# The task
Make an exact copy of all the records.

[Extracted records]

^^^^

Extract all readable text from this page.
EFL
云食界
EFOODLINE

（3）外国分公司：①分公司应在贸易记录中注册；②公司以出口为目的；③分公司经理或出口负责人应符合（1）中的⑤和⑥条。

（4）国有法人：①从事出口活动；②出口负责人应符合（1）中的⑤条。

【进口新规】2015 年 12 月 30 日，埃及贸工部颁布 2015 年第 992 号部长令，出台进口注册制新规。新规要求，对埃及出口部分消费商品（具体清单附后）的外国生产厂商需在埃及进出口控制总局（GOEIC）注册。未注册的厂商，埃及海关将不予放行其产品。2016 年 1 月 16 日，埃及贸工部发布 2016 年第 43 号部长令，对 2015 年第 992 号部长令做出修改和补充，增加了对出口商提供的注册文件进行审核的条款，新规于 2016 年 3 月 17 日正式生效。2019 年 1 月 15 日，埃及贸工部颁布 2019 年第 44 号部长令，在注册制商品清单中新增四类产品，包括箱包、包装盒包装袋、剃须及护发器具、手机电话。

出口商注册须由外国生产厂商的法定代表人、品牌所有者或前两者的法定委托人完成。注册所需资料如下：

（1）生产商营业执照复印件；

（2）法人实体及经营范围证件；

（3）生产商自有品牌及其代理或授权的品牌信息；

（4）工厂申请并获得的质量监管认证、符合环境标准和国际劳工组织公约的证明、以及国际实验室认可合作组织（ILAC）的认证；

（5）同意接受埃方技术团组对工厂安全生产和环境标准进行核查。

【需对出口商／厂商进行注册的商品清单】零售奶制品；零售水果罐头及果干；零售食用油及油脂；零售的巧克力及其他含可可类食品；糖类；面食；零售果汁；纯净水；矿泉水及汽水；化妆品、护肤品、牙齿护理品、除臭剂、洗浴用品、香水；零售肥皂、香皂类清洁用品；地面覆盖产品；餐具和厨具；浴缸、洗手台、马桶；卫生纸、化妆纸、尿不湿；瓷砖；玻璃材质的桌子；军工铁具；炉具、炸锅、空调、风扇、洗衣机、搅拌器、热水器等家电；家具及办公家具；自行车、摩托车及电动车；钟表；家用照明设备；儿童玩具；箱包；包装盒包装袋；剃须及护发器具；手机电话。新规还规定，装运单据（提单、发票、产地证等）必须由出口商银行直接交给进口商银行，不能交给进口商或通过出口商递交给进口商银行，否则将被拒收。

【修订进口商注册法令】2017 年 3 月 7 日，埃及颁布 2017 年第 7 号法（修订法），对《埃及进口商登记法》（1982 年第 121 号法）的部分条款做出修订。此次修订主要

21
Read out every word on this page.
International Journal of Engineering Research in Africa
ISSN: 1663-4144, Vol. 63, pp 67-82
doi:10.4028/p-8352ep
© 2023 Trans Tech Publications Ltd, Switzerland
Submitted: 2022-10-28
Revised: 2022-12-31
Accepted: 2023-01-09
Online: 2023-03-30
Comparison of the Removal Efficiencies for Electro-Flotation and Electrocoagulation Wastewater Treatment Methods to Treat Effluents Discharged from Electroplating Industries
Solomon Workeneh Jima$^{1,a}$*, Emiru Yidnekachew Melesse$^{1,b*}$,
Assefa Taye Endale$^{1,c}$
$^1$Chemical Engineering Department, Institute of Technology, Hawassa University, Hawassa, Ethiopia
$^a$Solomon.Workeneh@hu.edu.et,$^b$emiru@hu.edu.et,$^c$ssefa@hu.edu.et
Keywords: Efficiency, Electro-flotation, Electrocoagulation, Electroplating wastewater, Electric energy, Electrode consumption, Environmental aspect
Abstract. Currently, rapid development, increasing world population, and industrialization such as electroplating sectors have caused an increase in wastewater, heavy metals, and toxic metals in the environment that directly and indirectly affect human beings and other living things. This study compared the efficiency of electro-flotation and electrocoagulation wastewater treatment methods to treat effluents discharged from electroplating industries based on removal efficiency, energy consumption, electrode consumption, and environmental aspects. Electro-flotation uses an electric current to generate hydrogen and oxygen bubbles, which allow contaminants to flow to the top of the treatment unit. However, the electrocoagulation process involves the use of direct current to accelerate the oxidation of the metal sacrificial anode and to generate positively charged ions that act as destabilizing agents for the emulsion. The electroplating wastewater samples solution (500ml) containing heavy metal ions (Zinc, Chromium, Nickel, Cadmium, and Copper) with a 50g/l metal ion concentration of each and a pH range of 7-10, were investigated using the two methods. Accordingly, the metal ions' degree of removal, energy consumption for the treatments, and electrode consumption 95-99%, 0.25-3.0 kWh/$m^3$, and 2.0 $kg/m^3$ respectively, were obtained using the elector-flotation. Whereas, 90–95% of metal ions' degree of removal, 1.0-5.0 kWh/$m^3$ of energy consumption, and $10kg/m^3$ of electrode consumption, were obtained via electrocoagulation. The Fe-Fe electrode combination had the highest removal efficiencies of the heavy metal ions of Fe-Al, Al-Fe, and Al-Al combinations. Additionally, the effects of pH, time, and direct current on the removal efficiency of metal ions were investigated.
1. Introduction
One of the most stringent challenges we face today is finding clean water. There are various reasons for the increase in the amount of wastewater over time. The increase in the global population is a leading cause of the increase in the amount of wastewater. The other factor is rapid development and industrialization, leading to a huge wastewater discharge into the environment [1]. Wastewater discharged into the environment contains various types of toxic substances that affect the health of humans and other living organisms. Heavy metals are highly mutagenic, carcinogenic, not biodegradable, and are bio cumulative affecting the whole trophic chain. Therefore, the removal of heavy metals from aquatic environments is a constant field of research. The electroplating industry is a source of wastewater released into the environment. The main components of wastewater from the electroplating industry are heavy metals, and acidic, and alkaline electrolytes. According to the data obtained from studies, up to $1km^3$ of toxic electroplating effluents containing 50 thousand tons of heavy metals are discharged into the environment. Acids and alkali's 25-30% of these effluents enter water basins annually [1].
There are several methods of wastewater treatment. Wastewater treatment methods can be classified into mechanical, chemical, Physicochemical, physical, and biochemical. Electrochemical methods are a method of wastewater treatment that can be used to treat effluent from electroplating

^^^^

# Response to this exercise
Extract all readable text from this page.
EFL
云食界
EFOODLINE

（3）外国分公司：①分公司应在贸易记录中注册；②公司以出口为目的；③分公司经理或出口负责人应符合（1）中的⑤和⑥条。

（4）国有法人：①从事出口活动；②出口负责人应符合（1）中的⑤条。

【进口新规】2015 年 12 月 30 日，埃及贸工部颁布 2015 年第 992 号部长令，出台进口注册制新规。新规要求，对埃及出口部分消费商品（具体清单附后）的外国生产厂商需在埃及进出口控制总局（GOEIC）注册。未注册的厂商，埃及海关将不予放行其产品。2016 年 1 月 16 日，埃及贸工部发布 2016 年第 43 号部长令，对 2015 年第 992 号部长令做出修改和补充，增加了对出口商提供的注册文件进行审核的条款，新规于 2016 年 3 月 17 日正式生效。2019 年 1 月 15 日，埃及贸工部颁布 2019 年第 44 号部长令，在注册制商品清单中新增四类产品，包括箱包、包装盒包装袋、剃须及护发器具、手机电话。

出口商注册须由外国生产厂商的法定代表人、品牌所有者或前两者的法定委托人完成。注册所需资料如下：

（1）生产商营业执照复印件；

（2）法人实体及经营范围证件；

（3）生产商自有品牌及其代理或授权的品牌信息；

（4）工厂申请并获得的质量监管认证、符合环境标准和国际劳工组织公约的证明、以及国际实验室认可合作组织（ILAC）的认证；

（5）同意接受埃方技术团组对工厂安全生产和环境标准进行核查。

【需对出口商／厂商进行注册的商品清单】零售奶制品；零售水果罐头及果干；零售食用油及油脂；零售的巧克力及其他含可可类食品；糖类；面食；零售果汁；纯净水；矿泉水及汽水；化妆品、护肤品、牙齿护理品、除臭剂、洗浴用品、香水；零售肥皂、香皂类清洁用品；地面覆盖产品；餐具和厨具；浴缸、洗手台、马桶；卫生纸、化妆纸、尿不湿；瓷砖；玻璃材质的桌子；军工铁具；炉具、炸锅、空调、风扇、洗衣机、搅拌器、热水器等家电；家具及办公家具；自行车、摩托车及电动车；钟表；家用照明设备；儿童玩具；箱包；包装盒包装袋；剃须及护发器具；手机电话。新规还规定，装运单据（提单、发票、产地证等）必须由出口商银行直接交给进口商银行，不能交给进口商或通过出口商递交给进口商银行，否则将被拒收。

【修订进口商注册法令】2017 年 3 月 7 日，埃及颁布 2017 年第 7 号法（修订法），对《埃及进口商登记法》（1982 年第 121 号法）的部分条款做出修订。此次修订主要

21
Read out every word on this page.
International Journal of Engineering Research in Africa
ISSN: 1663-4144, Vol. 63, pp 67-82
doi:10.4028/p-8352ep
© 2023 Trans Tech Publications Ltd, Switzerland
Submitted: 2022-10-28
Revised: 2022-12-31
Accepted: 2023-01-09
Online: 2023-03-30
Comparison of the Removal Efficiencies for Electro-Flotation and Electrocoagulation Wastewater Treatment Methods to Treat Effluents Discharged from Electroplating Industries
Solomon Workeneh Jima$^{1,a}$*, Emiru Yidnekachew Melesse$^{1,b*}$,
Assefa Taye Endale$^{1,c}$
$^1$Chemical Engineering Department, Institute of Technology, Hawassa University, Hawassa, Ethiopia
$^a$Solomon.Workeneh@hu.edu.et,$^b$emiru@hu.edu.et,$^c$ssefa@hu.edu.et
Keywords: Efficiency, Electro-flotation, Electrocoagulation, Electroplating wastewater, Electric energy, Electrode consumption, Environmental aspect
Abstract. Currently, rapid development, increasing world population, and industrialization such as electroplating sectors have caused an increase in wastewater, heavy metals, and toxic metals in the environment that directly and indirectly affect human beings and other living things. This study compared the efficiency of electro-flotation and electrocoagulation wastewater treatment methods to treat effluents discharged from electroplating industries based on removal efficiency, energy consumption, electrode consumption, and environmental aspects. Electro-flotation uses an electric current to generate hydrogen and oxygen bubbles, which allow contaminants to flow to the top of the treatment unit. However, the electrocoagulation process involves the use of direct current to accelerate the oxidation of the metal sacrificial anode and to generate positively charged ions that act as destabilizing agents for the emulsion. The electroplating wastewater samples solution (500ml) containing heavy metal ions (Zinc, Chromium, Nickel, Cadmium, and Copper) with a 50g/l metal ion concentration of each and a pH range of 7-10, were investigated using the two methods. Accordingly, the metal ions' degree of removal, energy consumption for the treatments, and electrode consumption 95-99%, 0.25-3.0 kWh/$m^3$, and 2.0 $kg/m^3$ respectively, were obtained using the elector-flotation. Whereas, 90–95% of metal ions' degree of removal, 1.0-5.0 kWh/$m^3$ of energy consumption, and $10kg/m^3$ of electrode consumption, were obtained via electrocoagulation. The Fe-Fe electrode combination had the highest removal efficiencies of the heavy metal ions of Fe-Al, Al-Fe, and Al-Al combinations. Additionally, the effects of pH, time, and direct current on the removal efficiency of metal ions were investigated.
1. Introduction
One of the most stringent challenges we face today is finding clean water. There are various reasons for the increase in the amount of wastewater over time. The increase in the global population is a leading cause of the increase in the amount of wastewater. The other factor is rapid development and industrialization, leading to a huge wastewater discharge into the environment [1]. Wastewater discharged into the environment contains various types of toxic substances that affect the health of humans and other living organisms. Heavy metals are highly mutagenic, carcinogenic, not biodegradable, and are bio cumulative affecting the whole trophic chain. Therefore, the removal of heavy metals from aquatic environments is a constant field of research. The electroplating industry is a source of wastewater released into the environment. The main components of wastewater from the electroplating industry are heavy metals, and acidic, and alkaline electrolytes. According to the data obtained from studies, up to $1km^3$ of toxic electroplating effluents containing 50 thousand tons of heavy metals are discharged into the environment. Acids and alkali's 25-30% of these effluents enter water basins annually [1].
There are several methods of wastewater treatment. Wastewater treatment methods can be classified into mechanical, chemical, Physicochemical, physical, and biochemical. Electrochemical methods are a method of wastewater treatment that can be used to treat effluent from electroplating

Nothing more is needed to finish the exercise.